30 de set. de 2008

QUE VENHA A MÍDIA TÁTICA!
Ricardo Rosas e Tatiana Wells
www.rizoma.net

Um espectro ronda a cultura - o espectro da mídia tática. Desafiante, brincalhona, iconoclasta e consciente, a mídia tática não tem papas na língua para por em questão os padrões do bom gosto, da apatia social, da prática artística ou da assepsia ideológica das novas mídias.
A partir dos anos 80 e com o advento de tecnologias baratas, uma nova forma de ativismo começa a surgir levada pela idéia de nomadismo e resistência. Esses movimentos visam oferecer uma outra maneira de pensar a função transgressiva da comunicação, muitas vezes através de um discurso estético. Essas características vêm tanto dos movimentos de contracultura dos anos 60 quanto da versão européia de estética revolucionaria vanguardista. As vanguardas mudaram o lugar da arte das galerias para as ruas reintegrando-a à práxis da vida, mas a experimentação cultural não pode ser privilégio de uma política ou movimento assim como a arte não precisa mais ser a expressão maior de uma superioridade moral.

——

De acordo com o texto sobre mídia tática, a partir de quando e com que advento uma nova forma de ativismo começa a surgir? Os registros não desempenham papel algum neste exercício.

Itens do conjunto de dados
——

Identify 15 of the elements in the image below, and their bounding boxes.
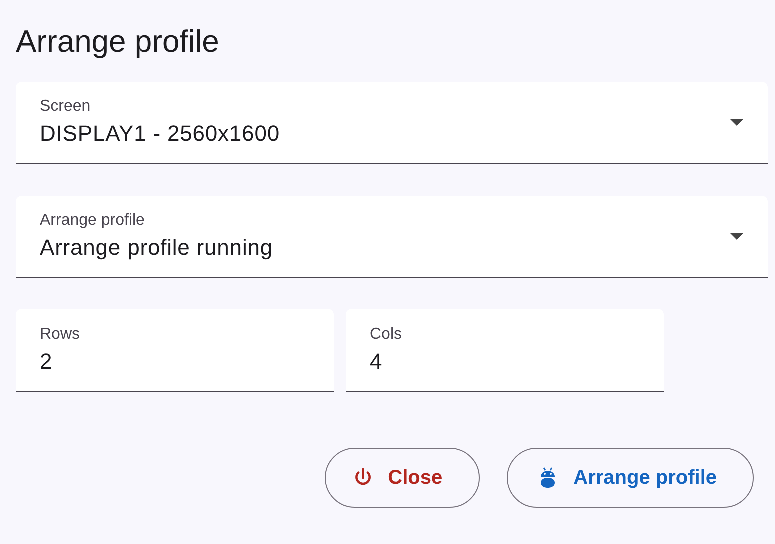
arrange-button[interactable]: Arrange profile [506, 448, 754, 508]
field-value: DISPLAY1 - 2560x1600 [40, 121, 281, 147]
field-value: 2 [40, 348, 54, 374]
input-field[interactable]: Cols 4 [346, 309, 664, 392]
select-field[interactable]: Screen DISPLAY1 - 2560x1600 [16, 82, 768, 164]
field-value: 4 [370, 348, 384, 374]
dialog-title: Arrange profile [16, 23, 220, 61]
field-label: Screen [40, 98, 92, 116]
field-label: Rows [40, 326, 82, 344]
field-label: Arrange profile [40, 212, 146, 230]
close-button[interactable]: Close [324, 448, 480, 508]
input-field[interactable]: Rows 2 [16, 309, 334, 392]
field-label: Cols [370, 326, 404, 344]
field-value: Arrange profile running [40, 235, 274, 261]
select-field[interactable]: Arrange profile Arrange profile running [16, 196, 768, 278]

——

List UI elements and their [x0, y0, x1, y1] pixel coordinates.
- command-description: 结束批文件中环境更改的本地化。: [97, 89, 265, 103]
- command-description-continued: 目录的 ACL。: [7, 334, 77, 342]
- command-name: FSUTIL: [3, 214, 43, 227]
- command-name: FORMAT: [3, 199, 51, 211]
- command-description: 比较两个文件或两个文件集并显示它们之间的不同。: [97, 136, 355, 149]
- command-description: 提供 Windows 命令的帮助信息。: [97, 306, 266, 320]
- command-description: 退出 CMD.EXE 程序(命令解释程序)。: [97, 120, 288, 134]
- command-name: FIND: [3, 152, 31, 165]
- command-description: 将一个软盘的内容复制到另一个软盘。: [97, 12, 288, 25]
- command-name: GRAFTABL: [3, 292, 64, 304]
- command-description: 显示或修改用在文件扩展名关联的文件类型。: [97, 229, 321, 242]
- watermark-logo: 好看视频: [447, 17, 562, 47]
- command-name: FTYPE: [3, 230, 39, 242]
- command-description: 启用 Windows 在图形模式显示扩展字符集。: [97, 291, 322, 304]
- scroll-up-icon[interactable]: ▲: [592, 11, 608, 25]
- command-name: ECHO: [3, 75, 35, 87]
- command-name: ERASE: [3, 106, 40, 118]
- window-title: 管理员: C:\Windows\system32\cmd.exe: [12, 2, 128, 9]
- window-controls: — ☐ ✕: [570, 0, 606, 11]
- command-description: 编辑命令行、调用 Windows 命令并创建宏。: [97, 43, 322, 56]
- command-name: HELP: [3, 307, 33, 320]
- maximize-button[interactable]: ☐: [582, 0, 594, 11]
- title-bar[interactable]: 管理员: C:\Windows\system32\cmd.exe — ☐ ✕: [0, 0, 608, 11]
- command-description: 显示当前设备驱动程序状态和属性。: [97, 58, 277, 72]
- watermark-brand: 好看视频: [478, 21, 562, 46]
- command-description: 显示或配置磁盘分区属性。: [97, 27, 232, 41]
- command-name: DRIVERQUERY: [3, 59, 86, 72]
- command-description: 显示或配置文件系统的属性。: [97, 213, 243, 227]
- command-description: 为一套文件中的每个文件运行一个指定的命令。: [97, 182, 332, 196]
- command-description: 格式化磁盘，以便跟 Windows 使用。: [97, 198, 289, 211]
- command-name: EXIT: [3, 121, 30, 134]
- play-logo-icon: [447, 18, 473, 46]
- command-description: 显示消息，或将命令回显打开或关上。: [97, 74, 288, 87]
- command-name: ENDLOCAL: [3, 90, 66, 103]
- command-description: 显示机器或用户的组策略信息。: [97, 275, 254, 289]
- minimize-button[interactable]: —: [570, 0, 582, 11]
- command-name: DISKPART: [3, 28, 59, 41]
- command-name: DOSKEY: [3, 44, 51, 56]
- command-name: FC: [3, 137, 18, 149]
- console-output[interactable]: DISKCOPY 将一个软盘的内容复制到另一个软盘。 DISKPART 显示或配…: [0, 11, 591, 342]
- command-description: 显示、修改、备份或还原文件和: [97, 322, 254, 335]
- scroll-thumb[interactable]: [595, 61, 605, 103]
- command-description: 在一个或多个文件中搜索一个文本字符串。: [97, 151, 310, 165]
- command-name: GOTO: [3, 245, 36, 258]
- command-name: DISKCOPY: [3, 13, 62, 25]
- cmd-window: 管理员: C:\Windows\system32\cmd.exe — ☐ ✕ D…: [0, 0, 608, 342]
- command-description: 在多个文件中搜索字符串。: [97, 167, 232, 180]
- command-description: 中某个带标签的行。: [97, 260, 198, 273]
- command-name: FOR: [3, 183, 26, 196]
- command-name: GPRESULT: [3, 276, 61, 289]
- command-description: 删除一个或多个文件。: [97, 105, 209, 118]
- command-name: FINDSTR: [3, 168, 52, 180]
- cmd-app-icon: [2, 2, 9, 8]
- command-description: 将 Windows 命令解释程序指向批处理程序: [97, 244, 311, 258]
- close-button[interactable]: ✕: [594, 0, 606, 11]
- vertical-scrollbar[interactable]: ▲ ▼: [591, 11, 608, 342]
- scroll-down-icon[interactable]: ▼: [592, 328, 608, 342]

——

▶ Resposta redigida
A partir dos anos 80, com o advento de tecnologias baratas.